> _Text section_:
┄┄┄┄┄┄

[tor-dev] Proposal 312: Automatic Relay IPv6 Addresses

teor teor at riseup.net
Wed Feb 5 02:56:46 UTC 2020

Hi Nick,

Thanks so much for your review!

I've made most of the changes you've suggested, you can see the latest
version of the proposal here:

I've also made changes in response to s7r's feedback about IPv6 privacy
extensions. Since sending the draft, I've also noticed some missing
information, and some things that could be explained better.

I'm trying to keep a clear distinction in this proposal, to keep the
sponsor 55 scope manageable. So I am keeping different sections for:
  * required changes: changes that we must make to achieve the objectives
                      of sponsor 55
  * optional changes: good ideas that we can implement if we have time left
                      in sponsor 55, or in future IPv6 work

There's some flexibility, particularly if we decide that an optional
change is the fastest way to get something implemented.

I'll send another full text to the list when all the reviews are done.

I've also responded to your comments below individually:

> On 31 Jan 2020, at 08:08, Nick Mathewson <nickm at torproject.org> wrote:
> On Wed, Jan 29, 2020 at 9:04 AM teor <teor at riseup.net> wrote:
> Hello again!  This looks like another fine proposal.  I'm leaving
> comments inline, and clipping sections that I'm not commenting on.
>> Filename: 312-relay-auto-ipv6-addr.txt
>> Title: Tor Relays Automatically Find Their IPv6 Address
>> Author: teor
>> Created: 28-January-2020
>> Status: Draft
>> Ticket: #33073
>> 0. Abstract
>>   We propose that Tor relays (and bridges) should automatically find their
>>   IPv6 address, and use it to publish an IPv6 ORPort. For some relays to find
>>   their IPv6 address, they may need to fetch some directory documents from
>>   directory authorities over IPv6. (For anonymity reasons, bridges are unable
>>   to fetch directory documents over IPv6, until clients start to do so.)
>> 1. Introduction
>>   Tor relays (and bridges) currently find their IPv4 address, and use it as
>>   their ORPort and DirPort address when publishing their descriptor. But
>>   relays and bridges do not automatically find their IPv6 address.
> At the beginning of this document, we should be a bit more clear about
> which address specifically we're trying to find.  If we wanted _some_
> address, or if NAT and firewalls didn't exist, we could just open a
> socket, call getsockname(), and be done with it.  What we are looking
> for specifically is an address that we can advertise to the rest of
> the world in our server descriptor.  [I know you know this, but we
> should say so.]

Thanks, that's a great reminder. I've explained how we use the detected
IP addresses, and what kind of addresses we are looking for.

I've left a detailed description of how we ignore private addresses, and
use other methods, to later in the proposal.

Please see this commit:

> [...]
>> 3. Finding Relay IPv6 Addresses
>>   We propose that tor relays (and bridges) automatically find their IPv6
>>   address, and use it to publish an IPv6 ORPort.
>>   For some relays to find their IPv6 address, they may need to fetch some
>>   directory documents from directory authorities over IPv6. (For anonymity
>>   reasons, bridges are unable to fetch directory documents over IPv6, until
>>   clients start to do so.)

┄┄┄┄┄┄

> _Materials provided_:
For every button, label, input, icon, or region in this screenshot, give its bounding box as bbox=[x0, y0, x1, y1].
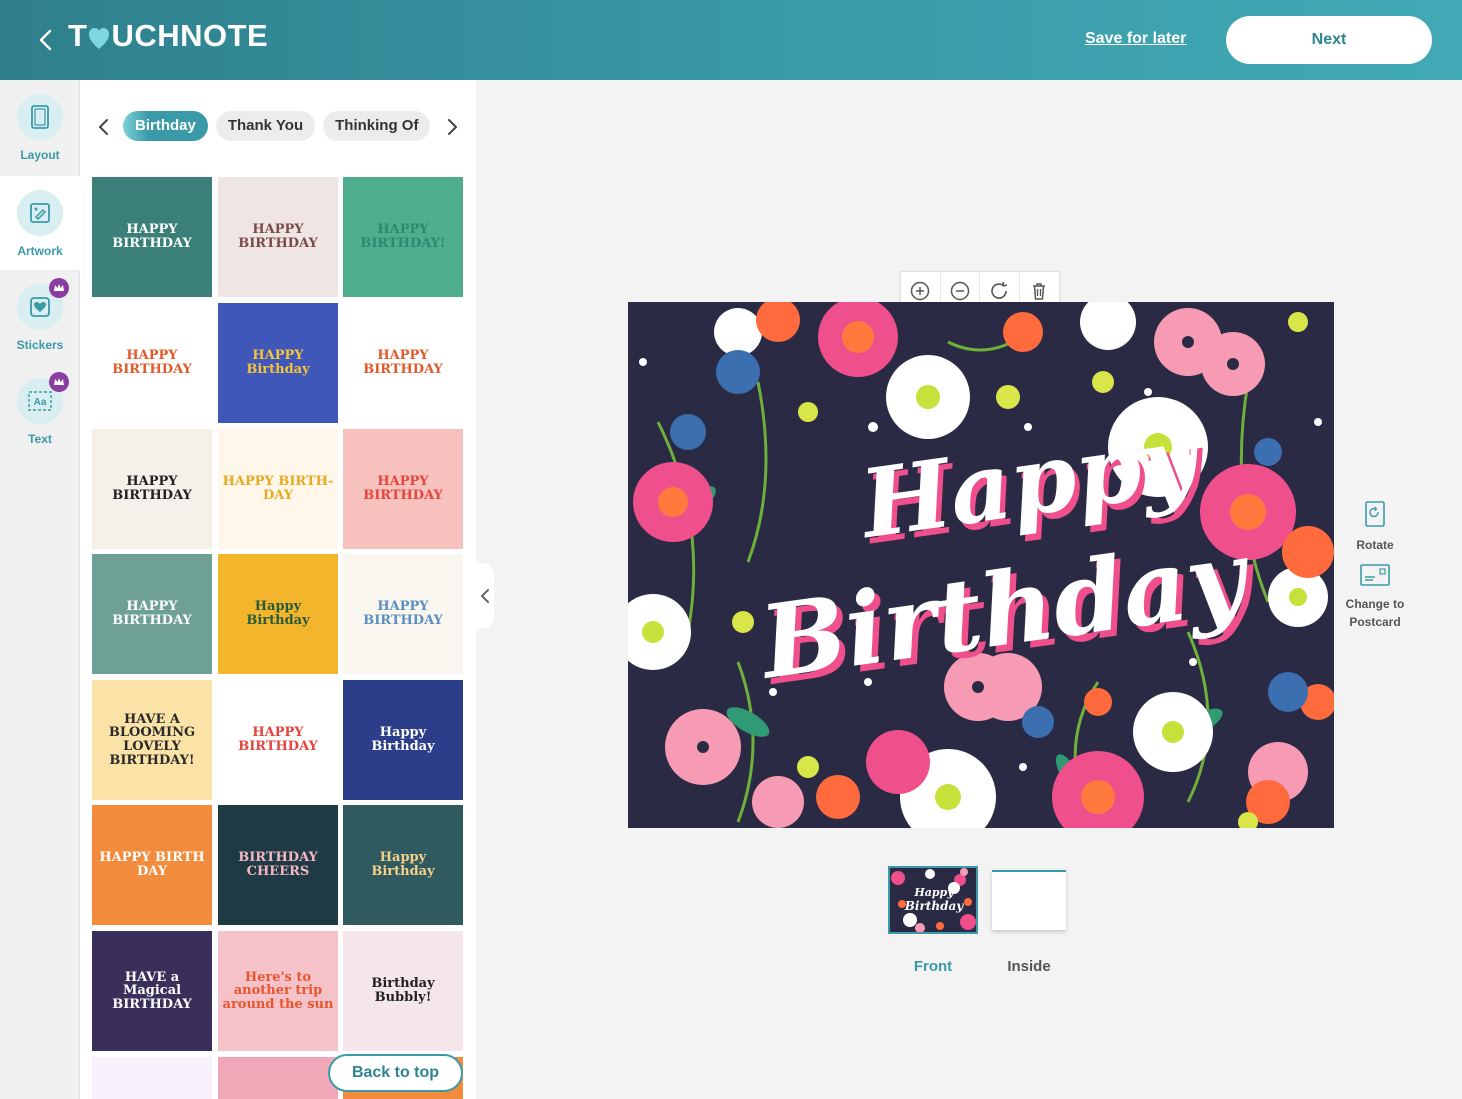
tool-text-label: Text bbox=[28, 432, 52, 446]
artwork-thumbnail[interactable]: Birthday Bubbly! bbox=[343, 931, 463, 1051]
artwork-thumbnail[interactable]: HAPPY BIRTHDAY bbox=[92, 429, 212, 549]
tool-stickers[interactable]: Stickers bbox=[0, 270, 80, 364]
tool-layout[interactable]: Layout bbox=[0, 80, 80, 174]
artwork-thumbnail-text: HAPPY BIRTHDAY bbox=[112, 599, 192, 628]
change-to-postcard-label: Change to Postcard bbox=[1346, 595, 1405, 631]
tool-artwork[interactable]: Artwork bbox=[0, 176, 80, 270]
artwork-thumbnail[interactable] bbox=[92, 1057, 212, 1099]
artwork-thumbnail-text: HAPPY BIRTHDAY bbox=[112, 474, 192, 503]
category-next-chevron-icon[interactable] bbox=[442, 116, 462, 138]
artwork-thumbnail[interactable]: HAPPY BIRTHDAY bbox=[92, 177, 212, 297]
heart-icon bbox=[88, 23, 110, 49]
artwork-icon bbox=[17, 190, 63, 236]
inside-page-label[interactable]: Inside bbox=[984, 958, 1074, 975]
tab-thinking-of[interactable]: Thinking Of bbox=[323, 111, 431, 141]
artwork-thumbnail-text: Birthday Bubbly! bbox=[371, 976, 435, 1005]
tool-artwork-label: Artwork bbox=[17, 244, 63, 258]
artwork-thumbnail-text: HAPPY BIRTHDAY bbox=[112, 348, 192, 377]
artwork-thumbnail-text: HAPPY BIRTH DAY bbox=[99, 850, 205, 879]
artwork-thumbnail[interactable]: BIRTHDAY CHEERS bbox=[218, 805, 338, 925]
artwork-thumbnail-text bbox=[148, 1074, 156, 1082]
postcard-icon bbox=[1360, 564, 1390, 586]
back-arrow-icon[interactable] bbox=[34, 26, 58, 54]
logo-text-end: UCHNOTE bbox=[111, 18, 269, 53]
artwork-thumbnail[interactable]: HAPPY BIRTHDAY bbox=[218, 177, 338, 297]
rotate-card-icon bbox=[1365, 501, 1385, 527]
rotate-card-button[interactable]: Rotate bbox=[1336, 500, 1414, 554]
artwork-thumbnail-text: HAVE A BLOOMING LOVELY BIRTHDAY! bbox=[108, 711, 196, 768]
artwork-thumbnail-text: Happy Birthday bbox=[246, 599, 310, 628]
artwork-thumbnail-text: HAPPY BIRTHDAY bbox=[363, 599, 443, 628]
artwork-thumbnail[interactable]: Here's to another trip around the sun bbox=[218, 931, 338, 1051]
top-bar: T UCHNOTE Save for later Next bbox=[0, 0, 1462, 80]
touchnote-logo: T UCHNOTE bbox=[68, 18, 268, 54]
save-for-later-link[interactable]: Save for later bbox=[1085, 30, 1186, 48]
back-to-top-button[interactable]: Back to top bbox=[328, 1054, 463, 1092]
artwork-thumbnail[interactable]: HAPPY BIRTHDAY! bbox=[343, 177, 463, 297]
artwork-thumbnail[interactable]: HAVE A BLOOMING LOVELY BIRTHDAY! bbox=[92, 680, 212, 800]
artwork-thumbnail[interactable]: HAPPY BIRTHDAY bbox=[343, 554, 463, 674]
premium-crown-icon bbox=[49, 278, 69, 298]
artwork-thumbnail-text: HAPPY BIRTHDAY bbox=[112, 222, 192, 251]
artwork-thumbnail-text: HAPPY BIRTHDAY bbox=[363, 348, 443, 377]
front-thumb-happy: Happy bbox=[913, 886, 955, 899]
artwork-thumbnail-text: Here's to another trip around the sun bbox=[222, 969, 334, 1012]
stickers-icon bbox=[17, 278, 69, 330]
layout-icon bbox=[17, 94, 63, 140]
front-page-thumbnail[interactable]: Happy Birthday bbox=[888, 866, 978, 934]
tool-text[interactable]: Aa Text bbox=[0, 364, 80, 458]
artwork-thumbnail-text: HAVE a Magical BIRTHDAY bbox=[112, 969, 192, 1012]
logo-text-start: T bbox=[68, 18, 88, 53]
tool-stickers-label: Stickers bbox=[16, 338, 64, 352]
collapse-panel-chevron-icon[interactable] bbox=[476, 563, 494, 629]
category-tabs: Birthday Thank You Thinking Of bbox=[123, 111, 435, 143]
artwork-thumbnail-text: Happy Birthday bbox=[371, 850, 435, 879]
card-front-preview[interactable]: Happy Happy Birthday Birthday bbox=[628, 302, 1334, 828]
inside-page-thumbnail[interactable] bbox=[992, 870, 1066, 930]
artwork-thumbnail[interactable]: HAPPY Birthday bbox=[218, 303, 338, 423]
artwork-panel: Birthday Thank You Thinking Of HAPPY BIRTH… bbox=[80, 80, 476, 1099]
tool-layout-label: Layout bbox=[20, 148, 60, 162]
artwork-thumbnail-text: HAPPY Birthday bbox=[246, 348, 310, 377]
front-page-label[interactable]: Front bbox=[888, 958, 978, 975]
artwork-thumbnail[interactable] bbox=[218, 1057, 338, 1099]
floral-artwork: Happy Happy Birthday Birthday bbox=[628, 302, 1334, 828]
change-to-label-line2: Postcard bbox=[1349, 615, 1401, 629]
change-to-label-line1: Change to bbox=[1345, 597, 1405, 611]
svg-text:Aa: Aa bbox=[34, 397, 47, 408]
artwork-thumbnail[interactable]: HAPPY BIRTH-DAY bbox=[218, 429, 338, 549]
artwork-thumbnail-text: HAPPY BIRTHDAY bbox=[238, 222, 318, 251]
artwork-thumbnail[interactable]: HAPPY BIRTHDAY bbox=[92, 554, 212, 674]
rotate-card-label: Rotate bbox=[1356, 538, 1394, 552]
front-thumb-birthday: Birthday bbox=[904, 899, 964, 913]
artwork-thumbnail-text: HAPPY BIRTHDAY! bbox=[360, 222, 446, 251]
artwork-thumbnail[interactable]: HAPPY BIRTHDAY bbox=[218, 680, 338, 800]
artwork-thumbnail[interactable]: HAPPY BIRTHDAY bbox=[92, 303, 212, 423]
artwork-thumbnail-text: BIRTHDAY CHEERS bbox=[238, 850, 318, 879]
artwork-thumbnail[interactable]: HAPPY BIRTHDAY bbox=[343, 303, 463, 423]
artwork-thumbnail-text: HAPPY BIRTHDAY bbox=[363, 474, 443, 503]
change-to-postcard-button[interactable]: Change to Postcard bbox=[1336, 563, 1414, 631]
artwork-thumbnail-text bbox=[274, 1074, 282, 1082]
artwork-thumbnail[interactable]: HAPPY BIRTH DAY bbox=[92, 805, 212, 925]
artwork-thumbnail[interactable]: Happy Birthday bbox=[343, 680, 463, 800]
artwork-thumbnail[interactable]: Happy Birthday bbox=[343, 805, 463, 925]
artwork-thumbnail-text: HAPPY BIRTHDAY bbox=[238, 725, 318, 754]
text-icon: Aa bbox=[17, 372, 69, 424]
front-thumb-artwork: Happy Birthday bbox=[890, 868, 976, 932]
artwork-thumbnail[interactable]: HAVE a Magical BIRTHDAY bbox=[92, 931, 212, 1051]
artwork-thumbnail[interactable]: Happy Birthday bbox=[218, 554, 338, 674]
premium-crown-icon bbox=[49, 372, 69, 392]
tab-birthday[interactable]: Birthday bbox=[123, 111, 208, 141]
artwork-thumbnail[interactable]: HAPPY BIRTHDAY bbox=[343, 429, 463, 549]
artwork-thumbnail-text: Happy Birthday bbox=[371, 725, 435, 754]
artwork-thumbnail-text: HAPPY BIRTH-DAY bbox=[222, 474, 334, 503]
tool-rail: Layout Artwork Stickers Aa Text bbox=[0, 80, 80, 1099]
category-prev-chevron-icon[interactable] bbox=[94, 116, 114, 138]
tab-thank-you[interactable]: Thank You bbox=[215, 111, 316, 141]
next-button[interactable]: Next bbox=[1226, 16, 1432, 64]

┄┄┄┄┄┄

> _Required task 1_: Copy out the stretch of the records from the line containing "tool-text-label: Text bbox=[28, 432, 52, 446]" through the line containing "artwork-thumbnail-text: HAPPY BIRTHDAY bbox=[112, 599, 192, 628]", changing nothing.
> _Required task 2_: Continue the email about the Tor relay IPv6 address proposal from the point where it stops.
The records have nothing to do with the text.

> _Exercise result 1_:
tool-text-label: Text bbox=[28, 432, 52, 446]
artwork-thumbnail[interactable]: Birthday Bubbly! bbox=[343, 931, 463, 1051]
artwork-thumbnail[interactable]: HAPPY BIRTHDAY bbox=[92, 429, 212, 549]
tool-stickers[interactable]: Stickers bbox=[0, 270, 80, 364]
tool-layout[interactable]: Layout bbox=[0, 80, 80, 174]
artwork-thumbnail-text: HAPPY BIRTHDAY bbox=[112, 599, 192, 628]

> _Exercise result 2_:
>> 3.1. Current Relay IPv4 Address Implementation
>>   Currently, all relays (and bridges) must have an IPv4 address. IPv6
>>   addresses are optional for relays.
>>   Tor currently tries to find relay IPv4 addresses in this order:
>>     1. the Address torrc option
>>     2. the address of the hostname (resolved using DNS, if needed)
>>     3. a local interface address
>>        (by making a self-connected socket, if needed)
>>     4. an address reported by a directory server (using X-Your-Address-Is)
> Any server, or only an authority?  Over any connection, or only an
> authenticated one?

Thanks for picking up on this inconsistency.

In the current implementation, when a tor relay doesn't know its address, it
tried to fetch from directory authorities. But it will believe an addresses from
any directory server.

Relays try to use DirPorts, even if they don't know their own IP address. But if
they select a directory mirror that only has an ORPort, they will use its ORPort.

I've fixed this particular inconsistency in this commit:

Ideally, relays should use authenticated directory authorities to discover their
addresses. But it's not a simple change, because it affects directory authority
load balancing.

So I've put it in the "optional changes" section of the proposal. If we have time,
we should make these changes, with high priority.

For more details, see sections 3.5.1, 3.5.2, and 3.5.3 in:

> [...]
>> 3.2. Finding Relay IPv6 Addresses
>>   We propose that relays (and bridges) try to find their IPv6 address. For
>>   consistency, we also propose to change the address resolution order for
>>   IPv4 addresses.
>>   We use the following general principles to choose the order of IP address
>>   methods:
>>     * Explicit is better than Implicit,
>>     * Local Information is better than a Remote Dependency,
>>     * Trusted is better than Untrusted, and
>>     * Reliable is better than Unreliable.
>>   Within these constraints, we try to find the simplest working design.
> We should make sure to be clear about the impact of using an untrusted
> source.  Anybody who can fool a relay about its IP can effectively
> MITM that relay's incoming connections (traffic patterns only), so
> using a non-trusted source can be risky for anonymity.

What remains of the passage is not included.